• REQUIREMENT 1: Reproduce the passage on the European Parliament's Fit for 55 debate in full, word for word.
• REQUIREMENT 2: From the records, give again everything from the line containing "scatter-point <box>285 160 288 162</box>" down to the line containing "scatter-point <box>364 158 366 161</box>", with "scatter-point" changed to "data-point" and nothing else altered.

• SUPPLIED PASSAGE:
Concerns over a popular backlash were evident Tuesday when members of the European Parliament debated the European Commission’s Fit for 55 climate legislation proposals.

“Citizens start asking questions,” said Anna Zalewska of Poland’s ruling Law and Justice party. “First of all, they ask about price increases across the board, because it's them who are going to foot the final bill. It's them who are going to unfortunately pay for the ambitions of the EU.”

Polish Prime Minister Mateusz Morawiecki points the finger at Brussels. "Polish power prices are tied to the EU's climate policies," he said last week.

The Commission insists that those prices aren't the fault of the EU's Emissions Trading System, which has seen the cost of a permit to emit a ton of CO2 more than double over the last year to around €60. The power price increase is instead largely driven by high gas prices and structural issues in Europe’s electricity market — but the Commission is still wary of its net-zero Green Deal project getting the blame.

Commission Green Deal chief Frans Timmermans told MEPs Tuesday that just “one-fifth” of the higher power costs could be attributed to the rising ETS price, with the rest caused by low gas supply. 

He argued that those increasing costs actually strengthen the case for a rapid shift to cleaner energy sources.

• RECORDS SUPPLIED:
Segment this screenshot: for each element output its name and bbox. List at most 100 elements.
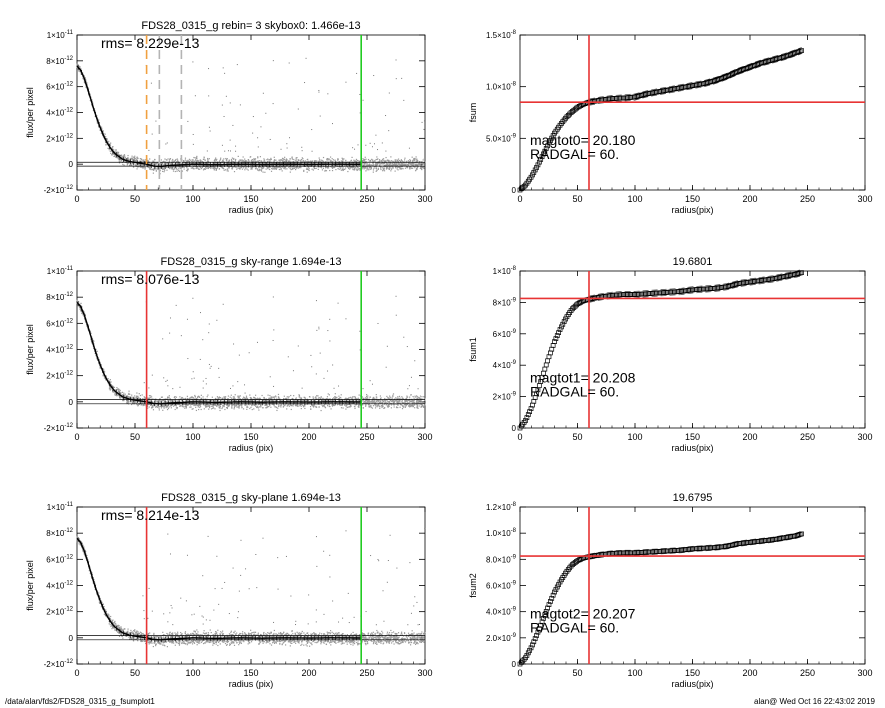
scatter-point <box>285 160 288 162</box>
scatter-point <box>149 158 151 160</box>
scatter-point <box>387 406 389 408</box>
scatter-point <box>143 164 145 166</box>
scatter-point <box>124 398 126 400</box>
scatter-point <box>373 401 375 404</box>
scatter-point <box>364 158 366 161</box>
scatter-point <box>380 401 382 403</box>
scatter-point <box>228 160 230 162</box>
scatter-point <box>276 166 278 168</box>
outlier-point <box>356 72 358 74</box>
scatter-point <box>365 161 367 163</box>
scatter-point <box>300 397 303 399</box>
outlier-point <box>227 150 229 152</box>
scatter-point <box>242 166 245 168</box>
scatter-point <box>404 400 406 403</box>
scatter-point <box>185 160 188 162</box>
x-tick-label: 250 <box>800 194 815 204</box>
scatter-point <box>388 400 390 403</box>
scatter-point <box>352 166 354 168</box>
scatter-point <box>415 164 417 166</box>
scatter-point <box>399 168 401 170</box>
scatter-point <box>255 167 257 169</box>
scatter-point <box>199 399 201 402</box>
scatter-point <box>203 156 205 158</box>
scatter-point <box>86 82 88 84</box>
scatter-point <box>332 159 335 161</box>
scatter-point <box>131 400 133 402</box>
scatter-point <box>371 164 373 166</box>
scatter-point <box>371 402 373 404</box>
scatter-point <box>278 159 280 161</box>
scatter-point <box>224 403 226 405</box>
scatter-point <box>257 157 259 159</box>
outlier-point <box>257 137 259 139</box>
scatter-point <box>365 170 367 172</box>
scatter-point <box>273 159 276 161</box>
scatter-point <box>388 166 391 168</box>
scatter-point <box>388 164 390 167</box>
scatter-point <box>380 163 383 165</box>
scatter-point <box>134 395 136 397</box>
scatter-point <box>227 398 229 400</box>
scatter-point <box>218 167 221 170</box>
scatter-point <box>252 162 254 164</box>
scatter-point <box>83 312 86 314</box>
scatter-point <box>182 166 184 168</box>
scatter-point <box>421 403 423 406</box>
scatter-point <box>385 168 388 170</box>
chart-panel-1: 0 50 100 150 200 250 300-2×10-1202×10-124×10-1… <box>25 20 433 215</box>
scatter-point <box>405 405 407 407</box>
scatter-point <box>372 159 374 161</box>
scatter-point <box>119 397 121 399</box>
scatter-point <box>412 164 414 167</box>
scatter-point <box>288 162 290 165</box>
x-tick-label: 0 <box>74 432 79 442</box>
scatter-point <box>283 158 285 160</box>
scatter-point <box>228 165 230 167</box>
scatter-point <box>370 404 372 407</box>
scatter-point <box>137 405 139 407</box>
scatter-point <box>139 397 142 400</box>
outlier-point <box>222 67 224 69</box>
scatter-point <box>320 409 322 412</box>
scatter-point <box>378 160 381 162</box>
x-tick-label: 0 <box>517 194 522 204</box>
scatter-point <box>335 168 337 171</box>
scatter-point <box>137 157 139 159</box>
scatter-point <box>128 392 130 395</box>
scatter-point <box>387 164 389 166</box>
scatter-point <box>148 403 150 406</box>
scatter-point <box>391 397 394 399</box>
scatter-point <box>314 397 316 399</box>
outlier-point <box>155 120 157 122</box>
scatter-point <box>378 161 380 163</box>
scatter-point <box>139 158 141 160</box>
scatter-point <box>83 75 85 77</box>
scatter-point <box>327 166 329 168</box>
scatter-point <box>385 156 387 159</box>
scatter-point <box>390 170 392 172</box>
scatter-point <box>366 163 368 165</box>
scatter-point <box>109 150 111 152</box>
scatter-point <box>147 162 149 164</box>
scatter-point <box>247 406 249 408</box>
scatter-point <box>322 156 325 159</box>
scatter-point <box>347 170 349 173</box>
scatter-point <box>152 169 154 171</box>
scatter-point <box>317 166 319 168</box>
scatter-point <box>299 160 302 162</box>
scatter-point <box>328 404 330 406</box>
scatter-point <box>115 388 118 391</box>
scatter-point <box>201 160 203 163</box>
scatter-point <box>169 168 171 170</box>
scatter-point <box>123 159 125 162</box>
scatter-point <box>112 146 114 148</box>
scatter-point <box>254 165 256 168</box>
scatter-point <box>264 165 267 167</box>
scatter-point <box>295 166 297 168</box>
fsum-marker <box>530 172 535 178</box>
scatter-point <box>421 168 423 171</box>
scatter-point <box>128 162 130 164</box>
scatter-point <box>226 168 228 170</box>
scatter-point <box>191 167 193 169</box>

• FINAL ANSWER 1:
Concerns over a popular backlash were evident Tuesday when members of the European Parliament debated the European Commission’s Fit for 55 climate legislation proposals.

“Citizens start asking questions,” said Anna Zalewska of Poland’s ruling Law and Justice party. “First of all, they ask about price increases across the board, because it's them who are going to foot the final bill. It's them who are going to unfortunately pay for the ambitions of the EU.”

Polish Prime Minister Mateusz Morawiecki points the finger at Brussels. "Polish power prices are tied to the EU's climate policies," he said last week.

The Commission insists that those prices aren't the fault of the EU's Emissions Trading System, which has seen the cost of a permit to emit a ton of CO2 more than double over the last year to around €60. The power price increase is instead largely driven by high gas prices and structural issues in Europe’s electricity market — but the Commission is still wary of its net-zero Green Deal project getting the blame.

Commission Green Deal chief Frans Timmermans told MEPs Tuesday that just “one-fifth” of the higher power costs could be attributed to the rising ETS price, with the rest caused by low gas supply. 

He argued that those increasing costs actually strengthen the case for a rapid shift to cleaner energy sources.

• FINAL ANSWER 2:
data-point <box>285 160 288 162</box>
data-point <box>149 158 151 160</box>
data-point <box>387 406 389 408</box>
data-point <box>143 164 145 166</box>
data-point <box>124 398 126 400</box>
data-point <box>373 401 375 404</box>
data-point <box>364 158 366 161</box>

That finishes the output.